━━━ Source records ━━━

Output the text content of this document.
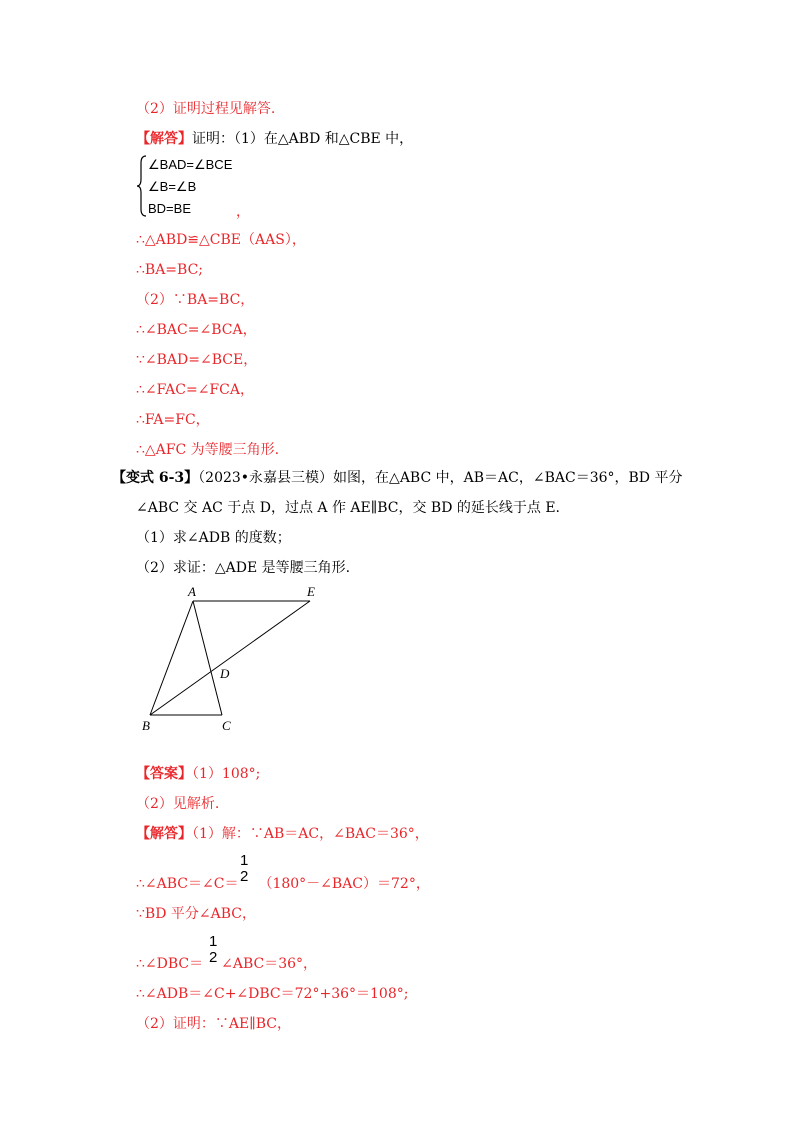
（2）证明过程见解答.
【解答】证明：（1）在△ABD 和△CBE 中，
∠BAD=∠BCE
∠B=∠B
BD=BE	，
∴△ABD≌△CBE（AAS），
∴BA=BC;
（2）∵BA=BC，
∴∠BAC=∠BCA，
∵∠BAD=∠BCE，
∴∠FAC=∠FCA，
∴FA=FC，
∴△AFC 为等腰三角形.
【变式 6-3】（2023•永嘉县三模）如图，在△ABC 中，AB＝AC，∠BAC＝36°，BD 平分
∠ABC 交 AC 于点 D，过点 A 作 AE∥BC，交 BD 的延长线于点 E.
（1）求∠ADB 的度数；
（2）求证：△ADE 是等腰三角形.
A	E
D
B	C
【答案】（1）108°;
（2）见解析.
【解答】（1）解：∵AB＝AC，∠BAC＝36°，
∴∠ABC＝∠C＝ （180°－∠BAC）＝72°，
1
2
∵BD 平分∠ABC，
∴∠DBC＝ ∠ABC＝36°，
1
2
∴∠ADB＝∠C+∠DBC＝72°+36°＝108°;
（2）证明：∵AE∥BC，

━━━

> _Written task_: Print out the lines exactly, skipping any picture.

> _Result of this task_:
Output the text content of this document.
（2）证明过程见解答.
【解答】证明：（1）在△ABD 和△CBE 中，
∠BAD=∠BCE
∠B=∠B
BD=BE	，
∴△ABD≌△CBE（AAS），
∴BA=BC;
（2）∵BA=BC，
∴∠BAC=∠BCA，
∵∠BAD=∠BCE，
∴∠FAC=∠FCA，
∴FA=FC，
∴△AFC 为等腰三角形.
【变式 6-3】（2023•永嘉县三模）如图，在△ABC 中，AB＝AC，∠BAC＝36°，BD 平分
∠ABC 交 AC 于点 D，过点 A 作 AE∥BC，交 BD 的延长线于点 E.
（1）求∠ADB 的度数；
（2）求证：△ADE 是等腰三角形.
A	E
D
B	C
【答案】（1）108°;
（2）见解析.
【解答】（1）解：∵AB＝AC，∠BAC＝36°，
∴∠ABC＝∠C＝ （180°－∠BAC）＝72°，
1
2
∵BD 平分∠ABC，
∴∠DBC＝ ∠ABC＝36°，
1
2
∴∠ADB＝∠C+∠DBC＝72°+36°＝108°;
（2）证明：∵AE∥BC，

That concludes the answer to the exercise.